Actions to take>
- 1) From the passage on Embrya, reproduce word for word the part that opens with the words containing "Maxwell chronology" and closes with "love and spirituality.".
- 2) In the passage on Embrya, which record producer did Maxwell work with on the album, as he had on his debut?

Studio album by Maxwell
- Released: June 30, 1998
- Recorded: 1996–98
- Genres: Contemporary R&B; soul; neo soul;
- Length: 62:57
- Label: Columbia
- Producers: Maxwell, Stuart Matthewman

Maxwell chronology
| MTV Unplugged (1997) | Embrya (1998) | Now (2001) |

Singles from Embrya
- "Luxury: Cococure" Released: June 20, 1998; "Matrimony: Maybe You" Released: December 29, 1998;

= Embrya =

Embrya is the second studio album by American recording artist Maxwell, released on June 30, 1998, by Columbia Records. As on his 1996 debut album Maxwell's Urban Hang Suite, he collaborated with record producer and Sade member Stuart Matthewman. A neo soul album, Embrya features heavy basslines, string arrangements, and an emphasis on groove over melodies. It has themes of love and spirituality.

Recorded information>

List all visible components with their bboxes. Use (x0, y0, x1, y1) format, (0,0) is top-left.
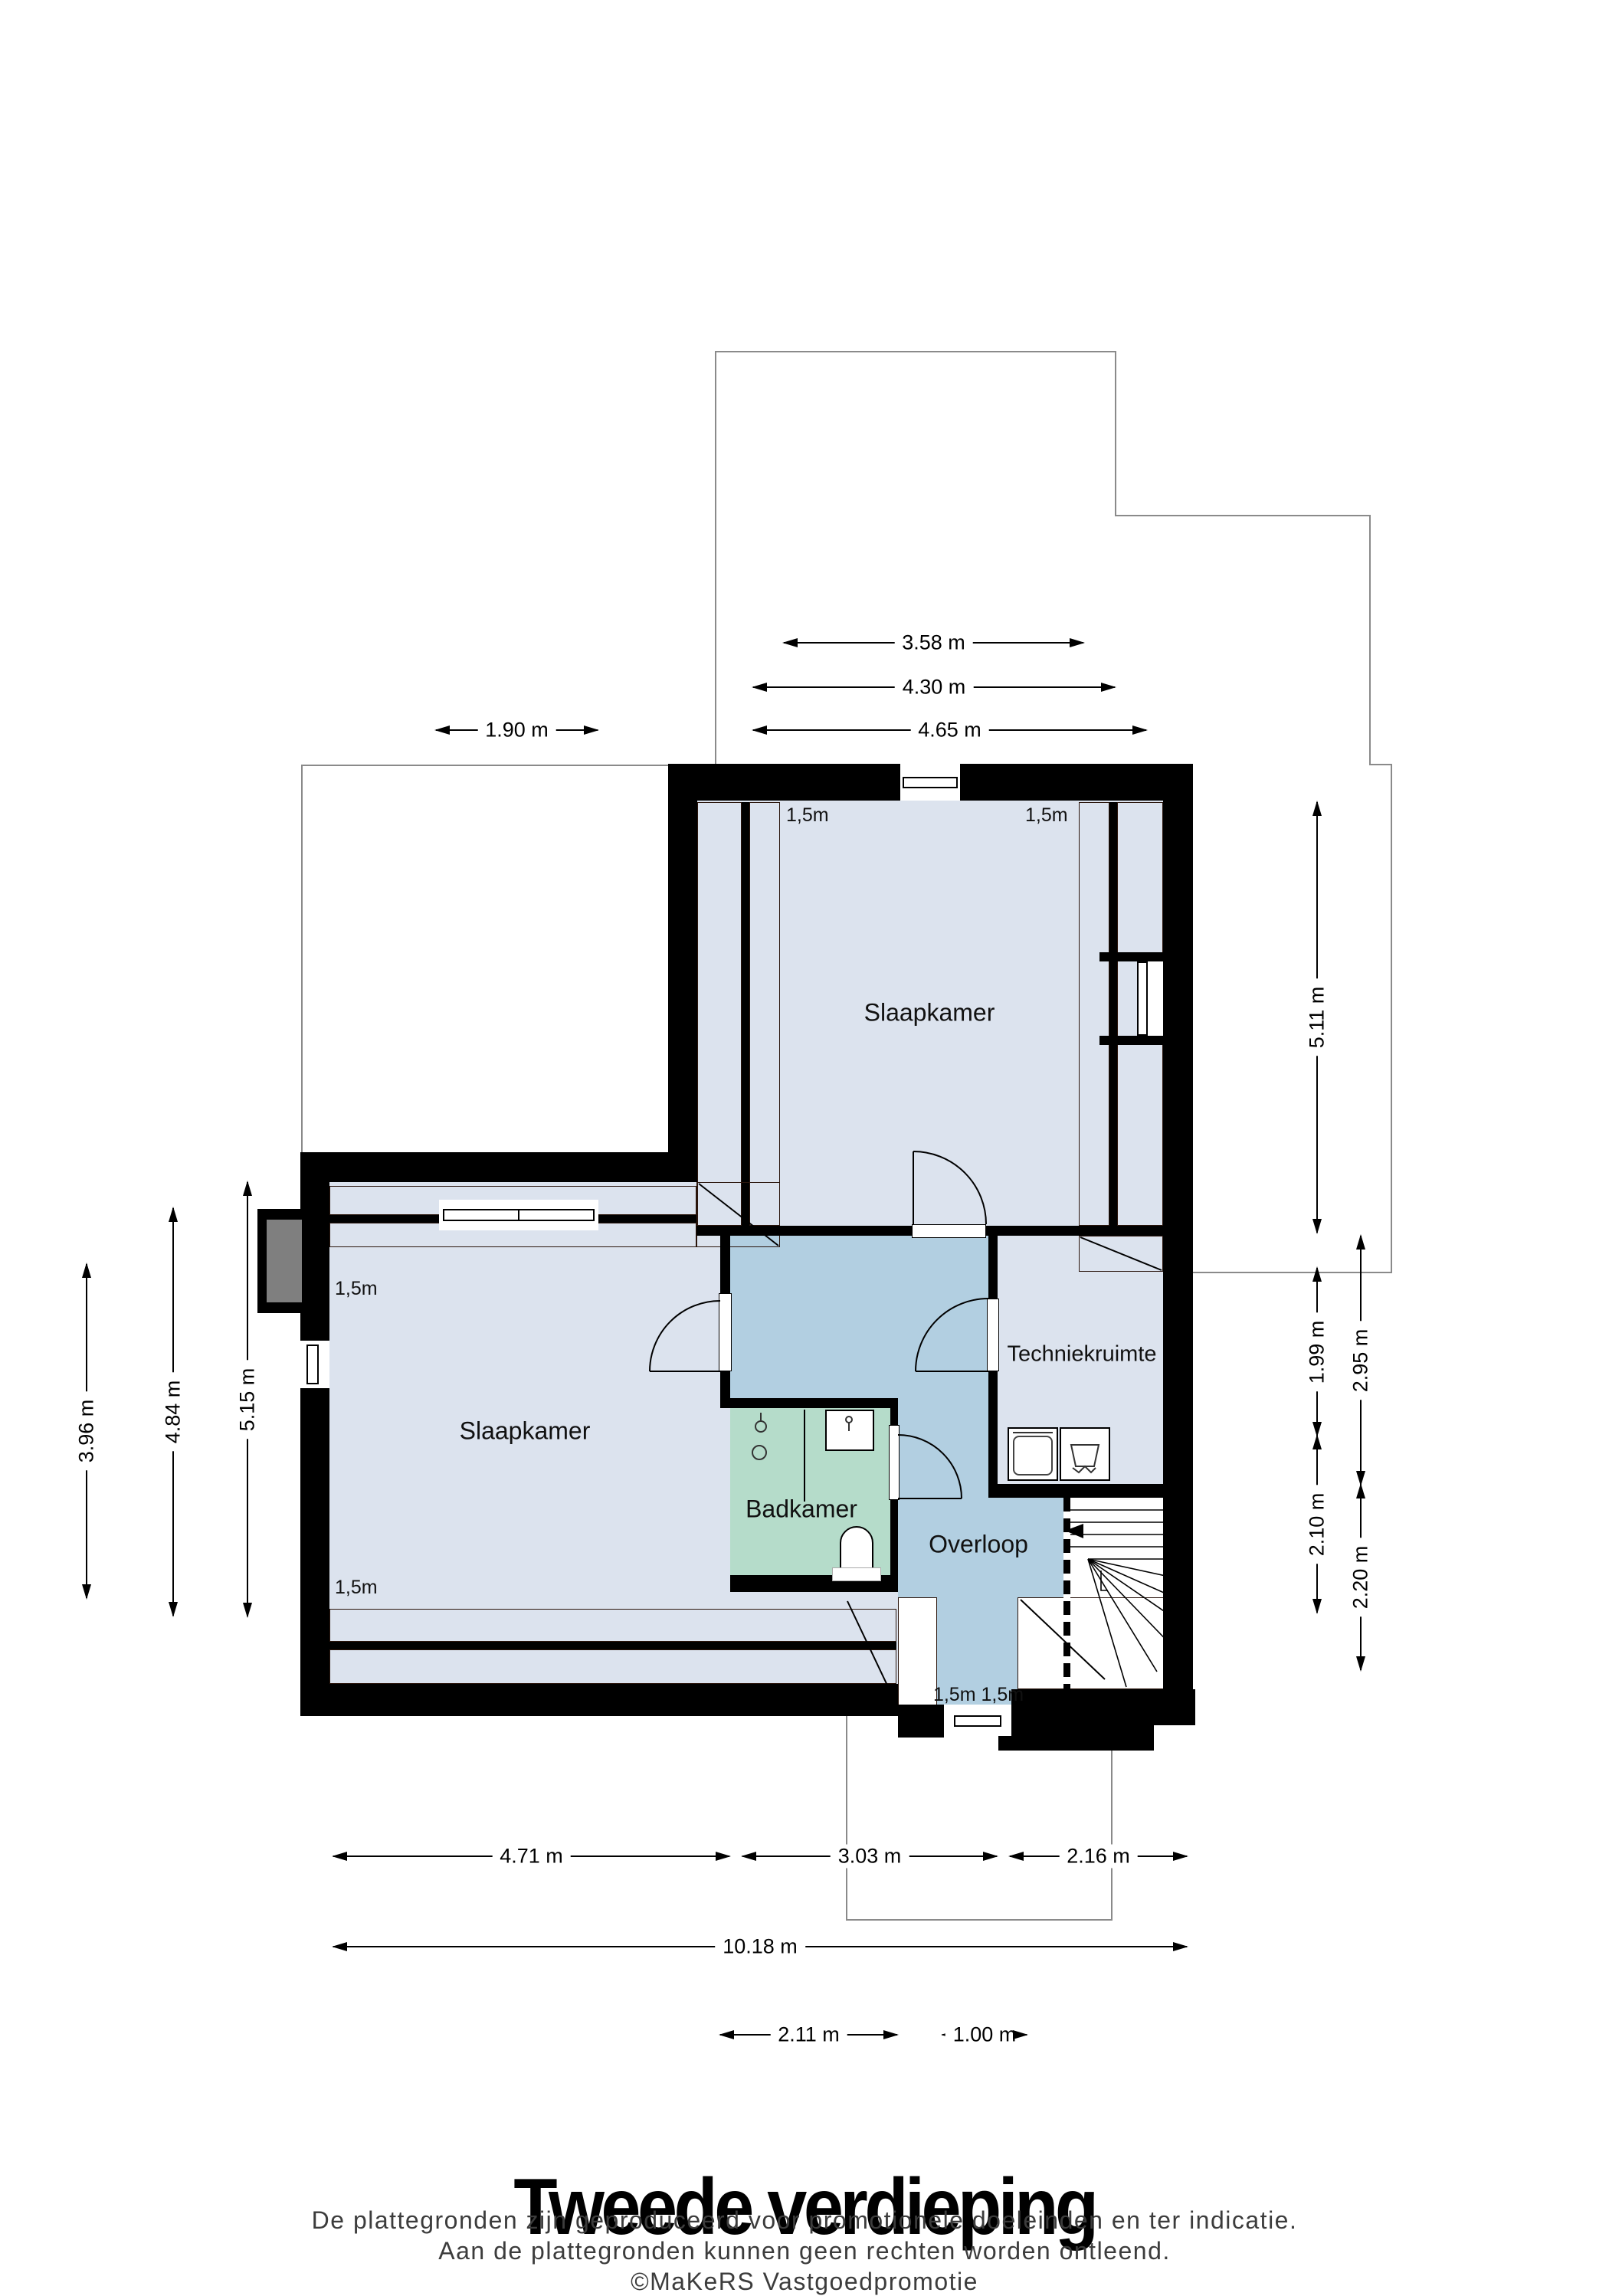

Answers for the tasks>
- 1)
Maxwell chronology
| MTV Unplugged (1997) | Embrya (1998) | Now (2001) |

Singles from Embrya
- "Luxury: Cococure" Released: June 20, 1998; "Matrimony: Maybe You" Released: December 29, 1998;

= Embrya =

Embrya is the second studio album by American recording artist Maxwell, released on June 30, 1998, by Columbia Records. As on his 1996 debut album Maxwell's Urban Hang Suite, he collaborated with record producer and Sade member Stuart Matthewman. A neo soul album, Embrya features heavy basslines, string arrangements, and an emphasis on groove over melodies. It has themes of love and spirituality.

- 2) Stuart Matthewman, a member of Sade.